• GIVEN EXERCISE
Each line of the listing that contains the word "Please" is to be copied.

• RECORD EXCERPTS
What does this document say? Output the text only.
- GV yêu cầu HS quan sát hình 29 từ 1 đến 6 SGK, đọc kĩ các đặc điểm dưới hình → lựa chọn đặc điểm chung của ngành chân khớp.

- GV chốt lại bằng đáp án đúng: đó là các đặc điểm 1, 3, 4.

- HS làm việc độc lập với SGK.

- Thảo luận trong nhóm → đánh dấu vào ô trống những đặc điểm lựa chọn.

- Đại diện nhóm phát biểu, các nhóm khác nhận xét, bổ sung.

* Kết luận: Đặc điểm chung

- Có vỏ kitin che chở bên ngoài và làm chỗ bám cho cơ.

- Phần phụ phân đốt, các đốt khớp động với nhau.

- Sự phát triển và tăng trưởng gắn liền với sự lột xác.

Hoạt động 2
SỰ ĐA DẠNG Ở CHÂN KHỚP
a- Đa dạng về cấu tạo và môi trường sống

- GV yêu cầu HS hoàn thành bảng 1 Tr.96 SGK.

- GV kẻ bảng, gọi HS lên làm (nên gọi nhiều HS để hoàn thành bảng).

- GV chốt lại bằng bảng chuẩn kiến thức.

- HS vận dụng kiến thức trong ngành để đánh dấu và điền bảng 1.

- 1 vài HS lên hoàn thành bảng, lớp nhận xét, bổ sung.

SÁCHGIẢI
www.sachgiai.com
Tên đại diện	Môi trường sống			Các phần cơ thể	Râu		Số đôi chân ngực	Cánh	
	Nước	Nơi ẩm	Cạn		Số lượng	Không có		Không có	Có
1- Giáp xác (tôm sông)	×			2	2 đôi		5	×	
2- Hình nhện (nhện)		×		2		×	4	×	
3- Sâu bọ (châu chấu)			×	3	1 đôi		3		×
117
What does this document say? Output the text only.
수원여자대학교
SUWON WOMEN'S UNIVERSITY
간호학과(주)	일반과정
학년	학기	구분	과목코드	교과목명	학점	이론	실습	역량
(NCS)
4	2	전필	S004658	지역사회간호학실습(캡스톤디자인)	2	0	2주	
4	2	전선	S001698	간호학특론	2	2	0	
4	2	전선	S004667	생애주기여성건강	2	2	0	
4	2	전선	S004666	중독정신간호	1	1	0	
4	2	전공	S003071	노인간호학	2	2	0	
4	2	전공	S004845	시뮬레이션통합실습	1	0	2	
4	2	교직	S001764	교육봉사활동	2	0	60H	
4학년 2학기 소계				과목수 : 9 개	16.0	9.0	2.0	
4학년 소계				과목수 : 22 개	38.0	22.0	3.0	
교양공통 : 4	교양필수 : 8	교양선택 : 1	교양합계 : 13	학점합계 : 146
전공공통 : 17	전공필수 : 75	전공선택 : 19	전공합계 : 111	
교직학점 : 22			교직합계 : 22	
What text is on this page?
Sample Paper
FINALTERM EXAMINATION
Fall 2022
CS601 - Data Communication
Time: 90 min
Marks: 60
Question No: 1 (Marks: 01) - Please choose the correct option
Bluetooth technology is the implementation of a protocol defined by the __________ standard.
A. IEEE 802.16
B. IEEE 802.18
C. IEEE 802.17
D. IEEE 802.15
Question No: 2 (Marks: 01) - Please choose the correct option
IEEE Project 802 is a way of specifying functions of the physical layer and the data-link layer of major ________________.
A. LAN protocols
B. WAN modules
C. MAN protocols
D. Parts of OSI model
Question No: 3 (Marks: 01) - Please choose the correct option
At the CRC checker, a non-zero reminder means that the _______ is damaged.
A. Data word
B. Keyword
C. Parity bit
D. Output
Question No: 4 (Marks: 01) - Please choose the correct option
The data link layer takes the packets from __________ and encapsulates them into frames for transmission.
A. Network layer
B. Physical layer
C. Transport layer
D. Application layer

• SOLUTION TO THIS PROBLEM
Question No: 1 (Marks: 01) - Please choose the correct option
Question No: 2 (Marks: 01) - Please choose the correct option
Question No: 3 (Marks: 01) - Please choose the correct option
Question No: 4 (Marks: 01) - Please choose the correct option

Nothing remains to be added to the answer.